- **Task statement**:
Return each line of the records with nothing changed, pictures excepted.

— START OF Extracted records —

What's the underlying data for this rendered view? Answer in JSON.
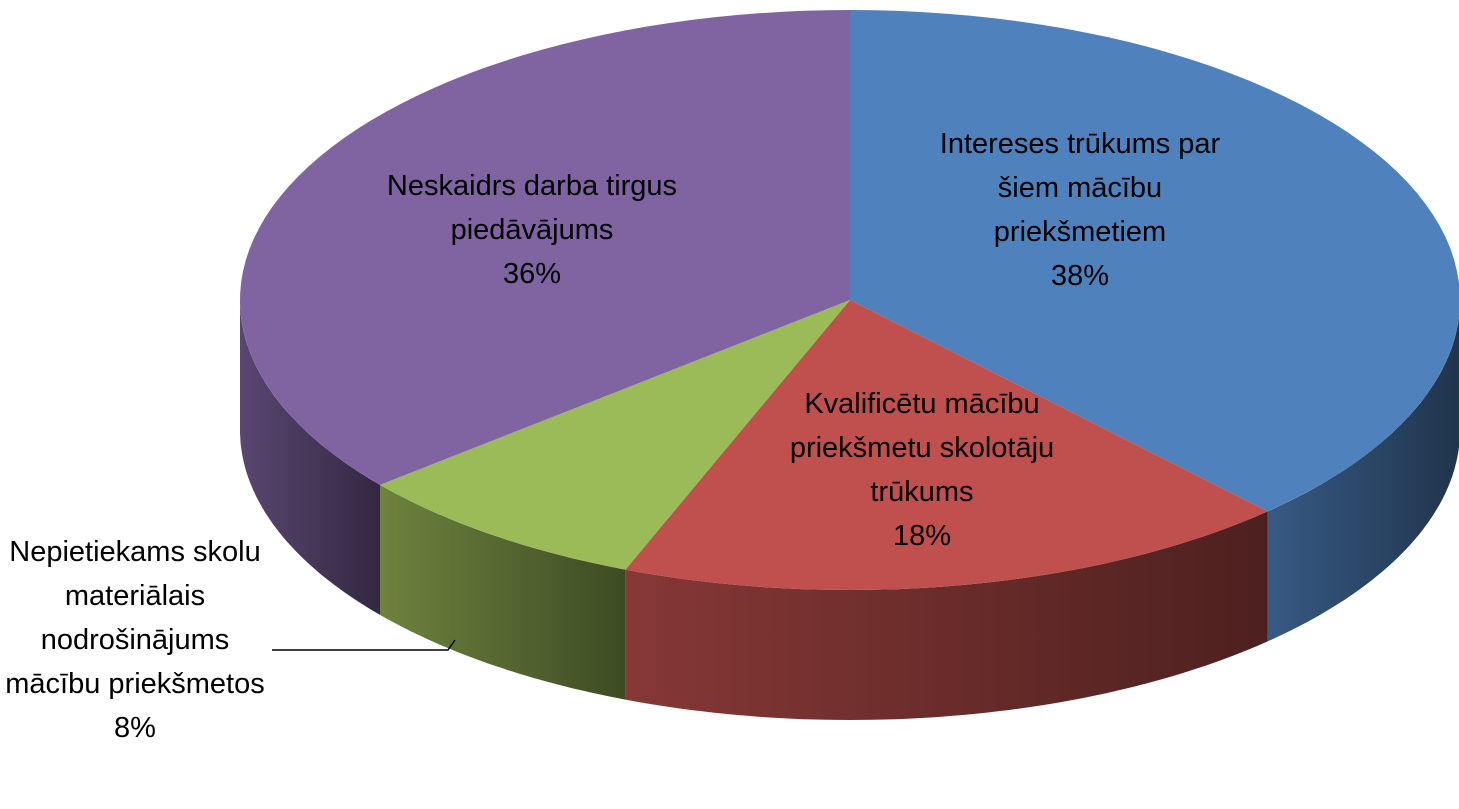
{
  "chart_data": {
    "type": "pie",
    "style": "3d",
    "categories": [
      "Intereses trūkums par šiem mācību priekšmetiem",
      "Kvalificētu mācību priekšmetu skolotāju trūkums",
      "Nepietiekams skolu materiālais nodrošinājums mācību priekšmetos",
      "Neskaidrs darba tirgus piedāvājums"
    ],
    "values": [
      38,
      18,
      8,
      36
    ],
    "value_labels": [
      "38%",
      "18%",
      "8%",
      "36%"
    ],
    "colors": [
      "#4f81bd",
      "#c0504d",
      "#9bbb59",
      "#8064a2"
    ]
  }
}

— END OF Extracted records —

- **Solution to this problem**:
What's the underlying data for this rendered view? Answer in JSON.
{
  "chart_data": {
    "type": "pie",
    "style": "3d",
    "categories": [
      "Intereses trūkums par šiem mācību priekšmetiem",
      "Kvalificētu mācību priekšmetu skolotāju trūkums",
      "Nepietiekams skolu materiālais nodrošinājums mācību priekšmetos",
      "Neskaidrs darba tirgus piedāvājums"
    ],
    "values": [
      38,
      18,
      8,
      36
    ],
    "value_labels": [
      "38%",
      "18%",
      "8%",
      "36%"
    ],
    "colors": [
      "#4f81bd",
      "#c0504d",
      "#9bbb59",
      "#8064a2"
    ]
  }
}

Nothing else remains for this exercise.